WRITTEN INSTRUCTION: Report every line in the listing that contains the string "соединителей".
________________________
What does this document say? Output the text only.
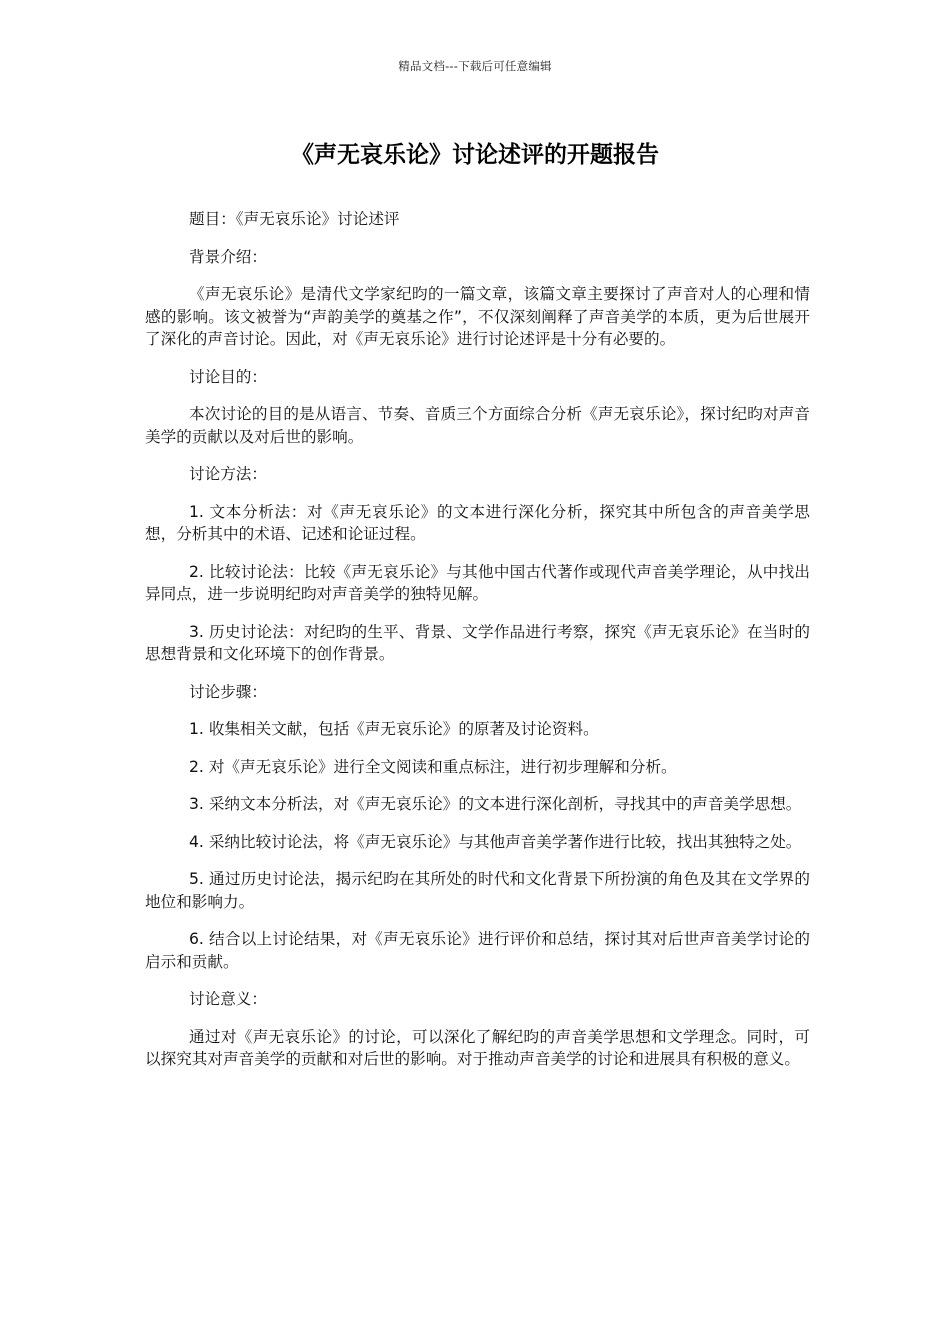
精品文档---下载后可任意编辑
《声无哀乐论》讨论述评的开题报告

题目：《声无哀乐论》讨论述评

背景介绍：

《声无哀乐论》是清代文学家纪昀的一篇文章，该篇文章主要探讨了声音对人的心理和情感的影响。该文被誉为“声韵美学的奠基之作”，不仅深刻阐释了声音美学的本质，更为后世展开了深化的声音讨论。因此，对《声无哀乐论》进行讨论述评是十分有必要的。

讨论目的：

本次讨论的目的是从语言、节奏、音质三个方面综合分析《声无哀乐论》，探讨纪昀对声音美学的贡献以及对后世的影响。

讨论方法：

1. 文本分析法：对《声无哀乐论》的文本进行深化分析，探究其中所包含的声音美学思想，分析其中的术语、记述和论证过程。

2. 比较讨论法：比较《声无哀乐论》与其他中国古代著作或现代声音美学理论，从中找出异同点，进一步说明纪昀对声音美学的独特见解。

3. 历史讨论法：对纪昀的生平、背景、文学作品进行考察，探究《声无哀乐论》在当时的思想背景和文化环境下的创作背景。

讨论步骤：

1. 收集相关文献，包括《声无哀乐论》的原著及讨论资料。

2. 对《声无哀乐论》进行全文阅读和重点标注，进行初步理解和分析。

3. 采纳文本分析法，对《声无哀乐论》的文本进行深化剖析，寻找其中的声音美学思想。

4. 采纳比较讨论法，将《声无哀乐论》与其他声音美学著作进行比较，找出其独特之处。

5. 通过历史讨论法，揭示纪昀在其所处的时代和文化背景下所扮演的角色及其在文学界的地位和影响力。

6. 结合以上讨论结果，对《声无哀乐论》进行评价和总结，探讨其对后世声音美学讨论的启示和贡献。

讨论意义：

通过对《声无哀乐论》的讨论，可以深化了解纪昀的声音美学思想和文学理念。同时，可以探究其对声音美学的贡献和对后世的影响。对于推动声音美学的讨论和进展具有积极的意义。
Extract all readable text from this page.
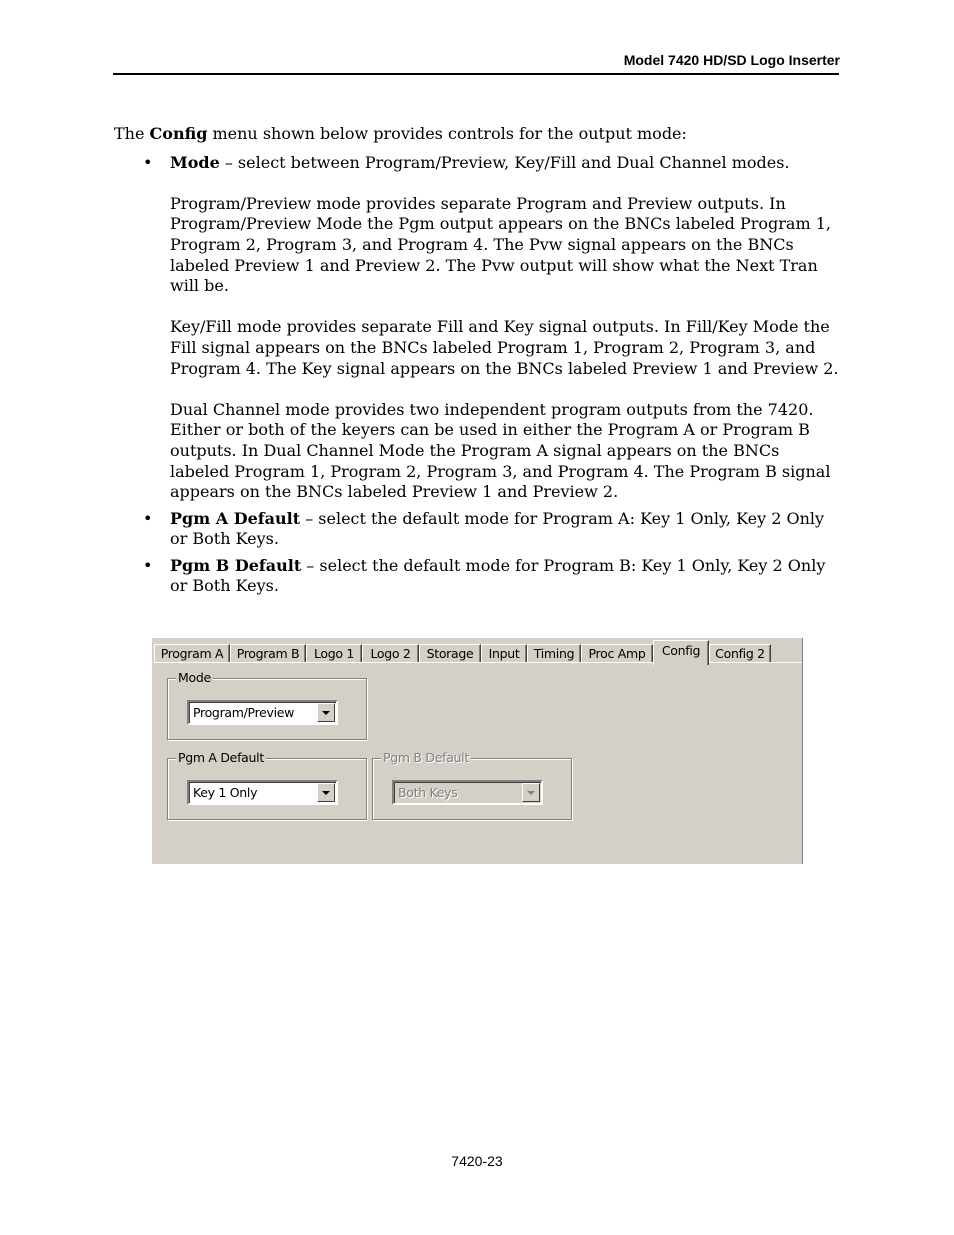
Model 7420 HD/SD Logo Inserter

The Config menu shown below provides controls for the output mode:

• Mode – select between Program/Preview, Key/Fill and Dual Channel modes.

Program/Preview mode provides separate Program and Preview outputs. In Program/Preview Mode the Pgm output appears on the BNCs labeled Program 1, Program 2, Program 3, and Program 4. The Pvw signal appears on the BNCs labeled Preview 1 and Preview 2. The Pvw output will show what the Next Tran will be.

Key/Fill mode provides separate Fill and Key signal outputs. In Fill/Key Mode the Fill signal appears on the BNCs labeled Program 1, Program 2, Program 3, and Program 4. The Key signal appears on the BNCs labeled Preview 1 and Preview 2.

Dual Channel mode provides two independent program outputs from the 7420. Either or both of the keyers can be used in either the Program A or Program B outputs. In Dual Channel Mode the Program A signal appears on the BNCs labeled Program 1, Program 2, Program 3, and Program 4. The Program B signal appears on the BNCs labeled Preview 1 and Preview 2.

• Pgm A Default – select the default mode for Program A: Key 1 Only, Key 2 Only or Both Keys.

• Pgm B Default – select the default mode for Program B: Key 1 Only, Key 2 Only or Both Keys.

Program A	Program B	Logo 1	Logo 2	Storage	Input	Timing	Proc Amp	Config	Config 2
Mode
Program/Preview
Pgm A Default
Key 1 Only
Pgm B Default
Both Keys
7420-23
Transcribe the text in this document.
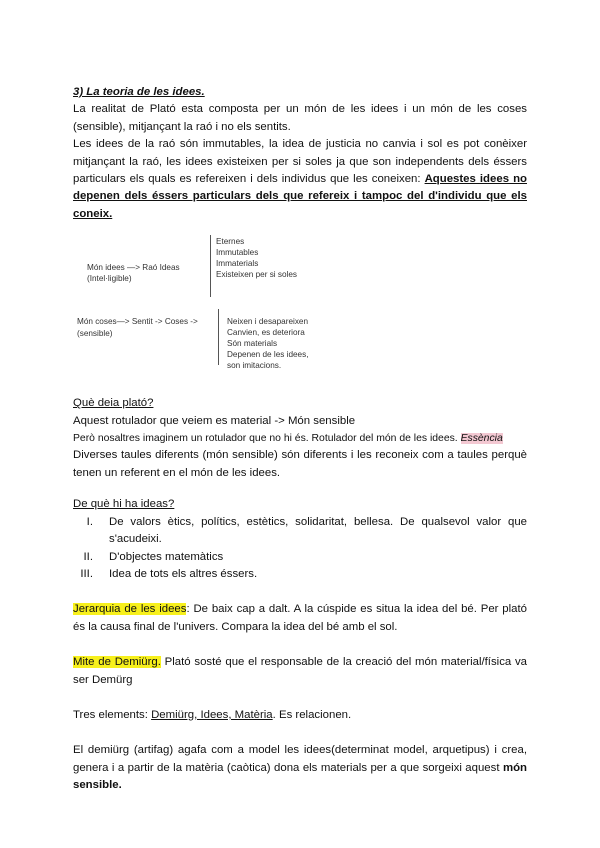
3) La teoria de les idees.

La realitat de Plató esta composta per un món de les idees i un món de les coses (sensible), mitjançant la raó i no els sentits.

Les idees de la raó són immutables, la idea de justicia no canvia i sol es pot conèixer mitjançant la raó, les idees existeixen per si soles ja que son independents dels éssers particulars els quals es refereixen i dels individus que les coneixen: Aquestes idees no depenen dels éssers particulars dels que refereix i tampoc del d'individu que els coneix.

Món idees —> Raó Ideas
(Intel·ligible)
Eternes
Immutables
Immaterials
Existeixen per si soles
Món coses—> Sentit -> Coses ->
(sensible)
Neixen i desapareixen
Canvien, es deteriora
Són materials
Depenen de les idees,
son imitacions.

Què deia plató?

Aquest rotulador que veiem es material -> Món sensible

Però nosaltres imaginem un rotulador que no hi és. Rotulador del món de les idees. Essència

Diverses taules diferents (món sensible) són diferents i les reconeix com a taules perquè tenen un referent en el món de les idees.

De què hi ha ideas?

I. De valors ètics, polítics, estètics, solidaritat, bellesa. De qualsevol valor que s'acudeixi.
II. D'objectes matemàtics
III. Idea de tots els altres éssers.

Jerarquia de les idees: De baix cap a dalt. A la cúspide es situa la idea del bé. Per plató és la causa final de l'univers. Compara la idea del bé amb el sol.

Mite de Demiürg. Plató sosté que el responsable de la creació del món material/física va ser Demürg

Tres elements: Demiürg, Idees, Matèria. Es relacionen.

El demiürg (artifag) agafa com a model les idees(determinat model, arquetipus) i crea, genera i a partir de la matèria (caòtica) dona els materials per a que sorgeixi aquest món sensible.
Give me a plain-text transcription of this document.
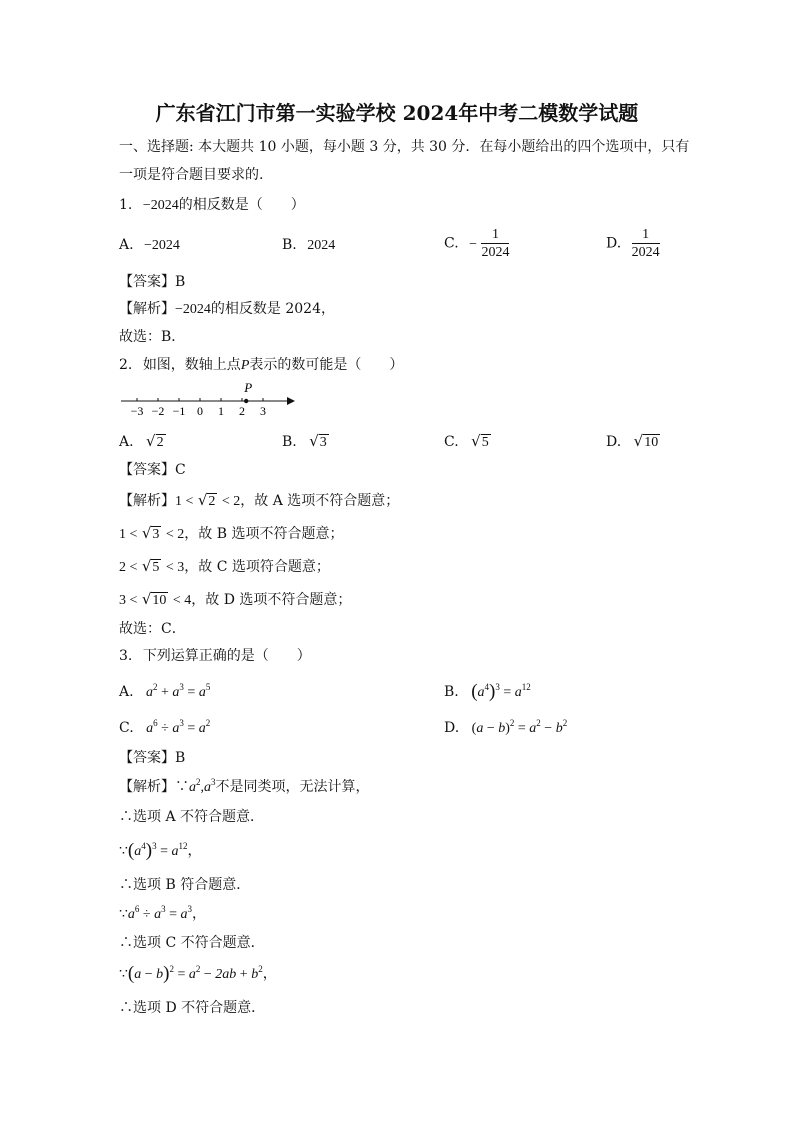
广东省江门市第一实验学校 2024年中考二模数学试题
一、选择题: 本大题共 10 小题，每小题 3 分，共 30 分．在每小题给出的四个选项中，只有
一项是符合题目要求的.
1. −2024的相反数是（　　）
A. −2024	B. 2024	C. − $\frac{1}{2024}$	D. $\frac{1}{2024}$
【答案】B
【解析】−2024的相反数是 2024，
故选：B．
2. 如图，数轴上点P表示的数可能是（　　）
−3 −2 −1 0 1 2 3
P
A. √2	B. √3	C. √5	D. √10
【答案】C
【解析】1 < √2 < 2，故 A 选项不符合题意；
1 < √3 < 2，故 B 选项不符合题意；
2 < √5 < 3，故 C 选项符合题意；
3 < √10 < 4，故 D 选项不符合题意；
故选：C．
3. 下列运算正确的是（　　）
A. $a^2 + a^3 = a^5$	B. $(a^4)^3 = a^{12}$
C. $a^6 \div a^3 = a^2$	D. $(a - b)^2 = a^2 - b^2$
【答案】B
【解析】$\because a^2,a^3$不是同类项，无法计算，
∴选项 A 不符合题意．
$\because(a^4)^3 = a^{12}$，
∴选项 B 符合题意．
$\because a^6 \div a^3 = a^3$，
∴选项 C 不符合题意．
∵(a − $b)^2 = a^2 - 2ab + b^2$，
∴选项 D 不符合题意．
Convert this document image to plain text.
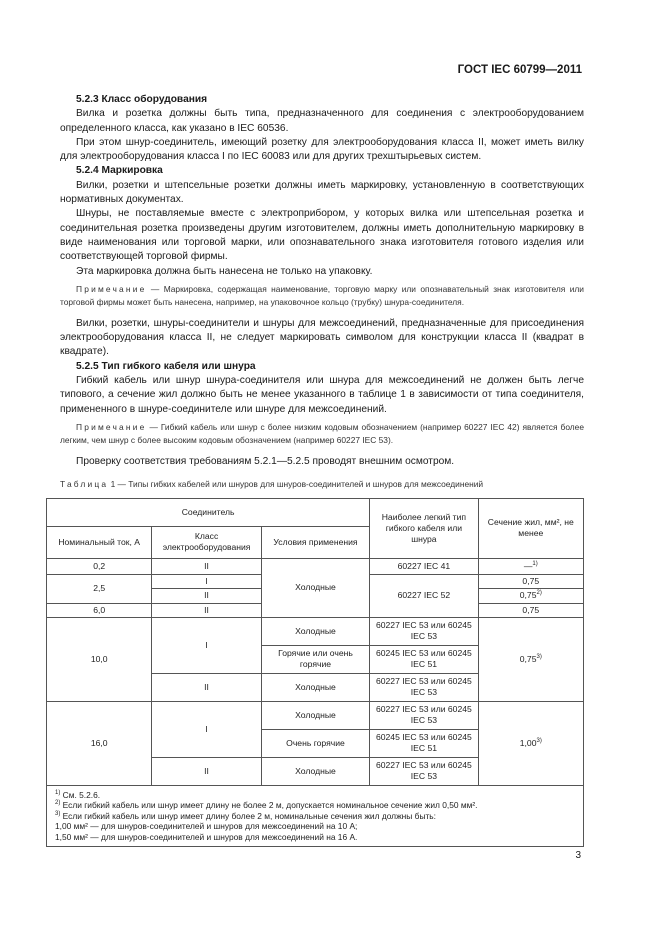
ГОСТ IEC 60799—2011

5.2.3 Класс оборудования

Вилка и розетка должны быть типа, предназначенного для соединения с электрооборудованием определенного класса, как указано в IEC 60536.

При этом шнур-соединитель, имеющий розетку для электрооборудования класса II, может иметь вилку для электрооборудования класса I по IEC 60083 или для других трехштырьевых систем.

5.2.4 Маркировка

Вилки, розетки и штепсельные розетки должны иметь маркировку, установленную в соответствующих нормативных документах.

Шнуры, не поставляемые вместе с электроприбором, у которых вилка или штепсельная розетка и соединительная розетка произведены другим изготовителем, должны иметь дополнительную маркировку в виде наименования или торговой марки, или опознавательного знака изготовителя готового изделия или соответствующей торговой фирмы.

Эта маркировка должна быть нанесена не только на упаковку.

Примечание — Маркировка, содержащая наименование, торговую марку или опознавательный знак изготовителя или торговой фирмы может быть нанесена, например, на упаковочное кольцо (трубку) шнура-соединителя.

Вилки, розетки, шнуры-соединители и шнуры для межсоединений, предназначенные для присоединения электрооборудования класса II, не следует маркировать символом для конструкции класса II (квадрат в квадрате).

5.2.5 Тип гибкого кабеля или шнура

Гибкий кабель или шнур шнура-соединителя или шнура для межсоединений не должен быть легче типового, а сечение жил должно быть не менее указанного в таблице 1 в зависимости от типа соединителя, примененного в шнуре-соединителе или шнуре для межсоединений.

Примечание — Гибкий кабель или шнур с более низким кодовым обозначением (например 60227 IEC 42) является более легким, чем шнур с более высоким кодовым обозначением (например 60227 IEC 53).

Проверку соответствия требованиям 5.2.1—5.2.5 проводят внешним осмотром.

Таблица 1 — Типы гибких кабелей или шнуров для шнуров-соединителей и шнуров для межсоединений
Соединитель			Наиболее легкий тип гибкого кабеля или шнура	Сечение жил, мм², не менее
Номинальный ток, А	Класс электрооборудования	Условия применения		
0,2	II	Холодные	60227 IEC 41	—$^{1)}$
2,5	I		60227 IEC 52	0,75
	II			0,75$^{2)}$
6,0	II			0,75

10,0	I	Холодные	60227 IEC 53 или 60245 IEC 53	0,75$^{3)}$
		Горячие или очень горячие	60245 IEC 53 или 60245 IEC 51	
	II	Холодные	60227 IEC 53 или 60245 IEC 53	
16,0	I	Холодные	60227 IEC 53 или 60245 IEC 53	1,00$^{3)}$
		Очень горячие	60245 IEC 53 или 60245 IEC 51	
	II	Холодные	60227 IEC 53 или 60245 IEC 53	

$^{1)}$ См. 5.2.6.
$^{2)}$ Если гибкий кабель или шнур имеет длину не более 2 м, допускается номинальное сечение жил 0,50 мм².
$^{3)}$ Если гибкий кабель или шнур имеет длину более 2 м, номинальные сечения жил должны быть:
1,00 мм² — для шнуров-соединителей и шнуров для межсоединений на 10 А;
1,50 мм² — для шнуров-соединителей и шнуров для межсоединений на 16 А.				
3
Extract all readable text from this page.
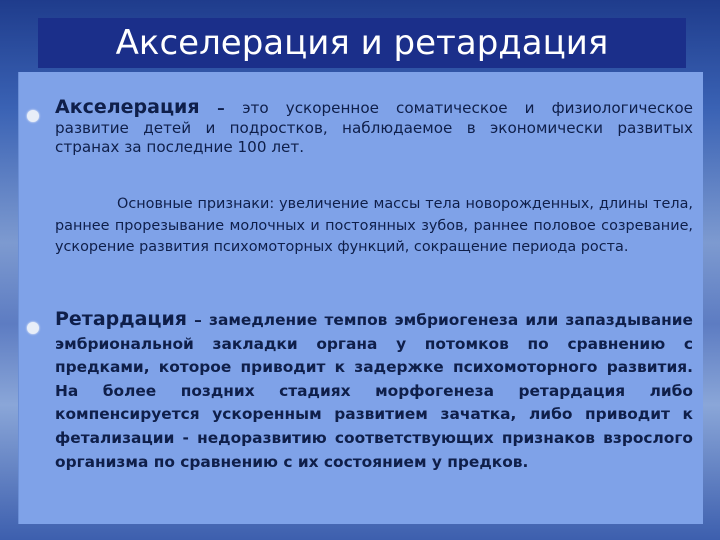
Акселерация и ретардация
Акселерация – это ускоренное соматическое и физиологическое развитие детей и подростков, наблюдаемое в экономически развитых странах за последние 100 лет.
Основные признаки: увеличение массы тела новорожденных, длины тела, раннее прорезывание молочных и постоянных зубов, раннее половое созревание, ускорение развития психомоторных функций, сокращение периода роста.
Ретардация – замедление темпов эмбриогенеза или запаздывание эмбриональной закладки органа у потомков по сравнению с предками, которое приводит к задержке психомоторного развития. На более поздних стадиях морфогенеза ретардация либо компенсируется ускоренным развитием зачатка, либо приводит к фетализации - недоразвитию соответствующих признаков взрослого организма по сравнению с их состоянием у предков.
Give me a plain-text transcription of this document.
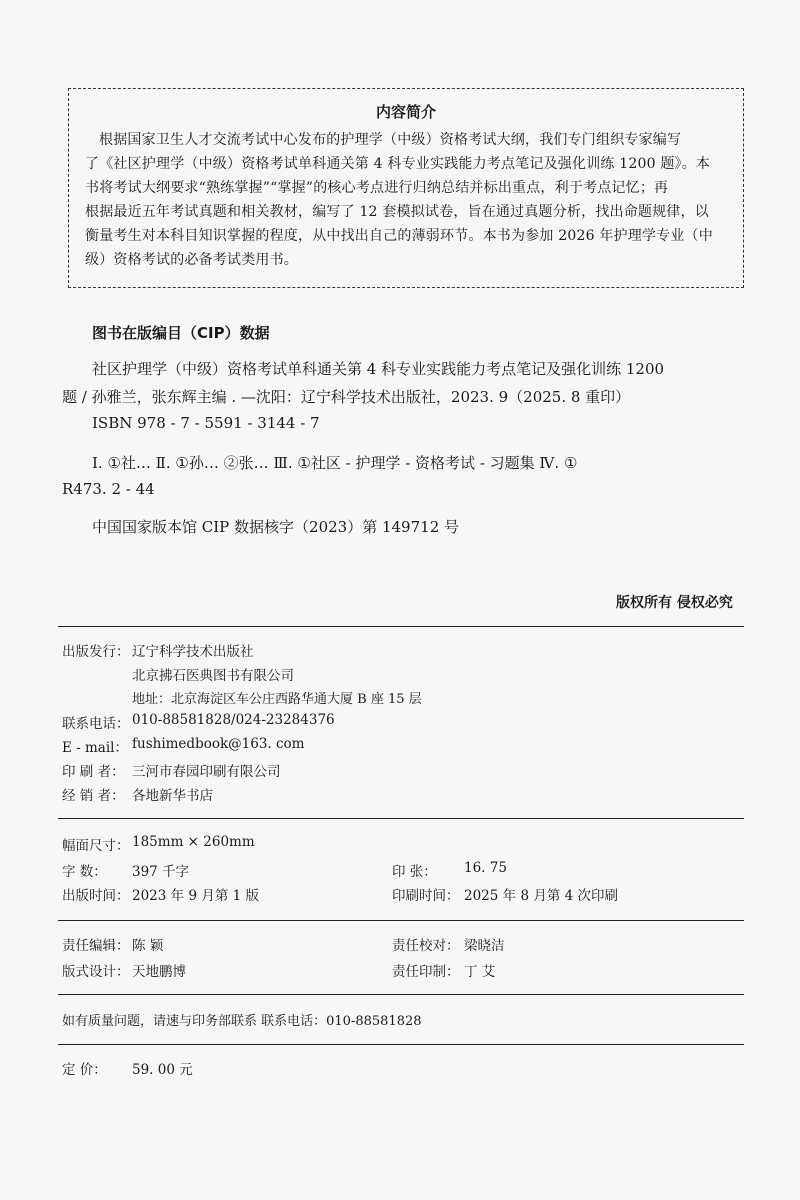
内容简介
根据国家卫生人才交流考试中心发布的护理学（中级）资格考试大纲，我们专门组织专家编写
了《社区护理学（中级）资格考试单科通关第 4 科专业实践能力考点笔记及强化训练 1200 题》。本
书将考试大纲要求“熟练掌握”“掌握”的核心考点进行归纳总结并标出重点，利于考点记忆；再
根据最近五年考试真题和相关教材，编写了 12 套模拟试卷，旨在通过真题分析，找出命题规律，以
衡量考生对本科目知识掌握的程度，从中找出自己的薄弱环节。本书为参加 2026 年护理学专业（中
级）资格考试的必备考试类用书。
图书在版编目（CIP）数据
社区护理学（中级）资格考试单科通关第 4 科专业实践能力考点笔记及强化训练 1200
题 / 孙雅兰，张东辉主编 . —沈阳：辽宁科学技术出版社，2023. 9（2025. 8 重印）
ISBN 978 - 7 - 5591 - 3144 - 7
Ⅰ. ①社… Ⅱ. ①孙… ②张… Ⅲ. ①社区 - 护理学 - 资格考试 - 习题集 Ⅳ. ①
R473. 2 - 44
中国国家版本馆 CIP 数据核字（2023）第 149712 号
版权所有 侵权必究
出版发行： 辽宁科学技术出版社
北京拂石医典图书有限公司
地址：北京海淀区车公庄西路华通大厦 B 座 15 层
联系电话： 010-88581828/024-23284376
E - mail： fushimedbook@163. com
印 刷 者： 三河市春园印刷有限公司
经 销 者： 各地新华书店
幅面尺寸： 185mm × 260mm
字 数： 397 千字	印 张： 16. 75
出版时间： 2023 年 9 月第 1 版	印刷时间： 2025 年 8 月第 4 次印刷
责任编辑： 陈 颖	责任校对： 梁晓洁
版式设计： 天地鹏博	责任印制： 丁 艾
如有质量问题，请速与印务部联系 联系电话：010-88581828
定 价： 59. 00 元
________________________
EXERCISE OUTPUT:
Таблица 1 — Типы гибких кабелей или шнуров для шнуров-соединителей и шнуров для межсоединений
1,00 мм² — для шнуров-соединителей и шнуров для межсоединений на 10 А;
1,50 мм² — для шнуров-соединителей и шнуров для межсоединений на 16 А.				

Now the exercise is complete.